# Prompt
Identify all lines in the data containing the string "Lack". Copy them out.
-- begin Data for this exercise --
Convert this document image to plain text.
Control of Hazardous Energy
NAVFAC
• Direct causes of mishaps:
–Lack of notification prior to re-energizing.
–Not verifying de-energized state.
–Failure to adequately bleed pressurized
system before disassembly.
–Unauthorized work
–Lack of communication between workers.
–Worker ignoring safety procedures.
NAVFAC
-- end Data for this exercise --
# Complete response
–Lack of notification prior to re-energizing.
–Lack of communication between workers.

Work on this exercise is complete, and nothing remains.